** Begin Dataset excerpts **

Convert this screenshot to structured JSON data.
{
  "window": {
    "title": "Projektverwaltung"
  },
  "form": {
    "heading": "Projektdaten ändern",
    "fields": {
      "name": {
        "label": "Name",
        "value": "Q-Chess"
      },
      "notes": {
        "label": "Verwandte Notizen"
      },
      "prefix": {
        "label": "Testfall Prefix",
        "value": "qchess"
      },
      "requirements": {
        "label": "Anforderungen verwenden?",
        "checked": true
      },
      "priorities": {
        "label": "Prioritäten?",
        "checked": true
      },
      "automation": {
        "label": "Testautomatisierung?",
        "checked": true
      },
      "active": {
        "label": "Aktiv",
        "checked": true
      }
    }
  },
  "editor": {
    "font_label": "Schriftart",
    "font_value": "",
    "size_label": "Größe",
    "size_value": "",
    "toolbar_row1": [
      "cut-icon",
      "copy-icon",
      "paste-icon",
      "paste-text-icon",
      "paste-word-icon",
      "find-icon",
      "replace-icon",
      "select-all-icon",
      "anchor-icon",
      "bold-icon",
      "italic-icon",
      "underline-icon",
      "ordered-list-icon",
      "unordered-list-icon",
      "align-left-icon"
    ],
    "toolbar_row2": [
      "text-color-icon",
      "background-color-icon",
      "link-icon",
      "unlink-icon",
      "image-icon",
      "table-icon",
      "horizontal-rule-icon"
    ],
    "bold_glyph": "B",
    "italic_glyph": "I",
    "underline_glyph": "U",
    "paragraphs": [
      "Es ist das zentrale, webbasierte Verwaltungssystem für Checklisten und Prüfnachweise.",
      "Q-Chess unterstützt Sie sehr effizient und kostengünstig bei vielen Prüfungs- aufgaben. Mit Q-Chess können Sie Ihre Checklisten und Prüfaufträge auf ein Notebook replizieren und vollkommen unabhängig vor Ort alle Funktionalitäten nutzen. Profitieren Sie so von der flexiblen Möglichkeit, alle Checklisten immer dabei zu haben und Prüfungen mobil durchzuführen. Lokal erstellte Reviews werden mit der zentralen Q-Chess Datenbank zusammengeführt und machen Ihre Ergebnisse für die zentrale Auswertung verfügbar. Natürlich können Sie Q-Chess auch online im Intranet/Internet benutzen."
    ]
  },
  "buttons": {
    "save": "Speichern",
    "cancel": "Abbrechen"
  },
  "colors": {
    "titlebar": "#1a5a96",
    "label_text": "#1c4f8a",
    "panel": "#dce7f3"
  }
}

** End Dataset excerpts **

◆ Directions
Only the number is needed: state how many lines in the listing contain "paste".

◆ Correct answer
3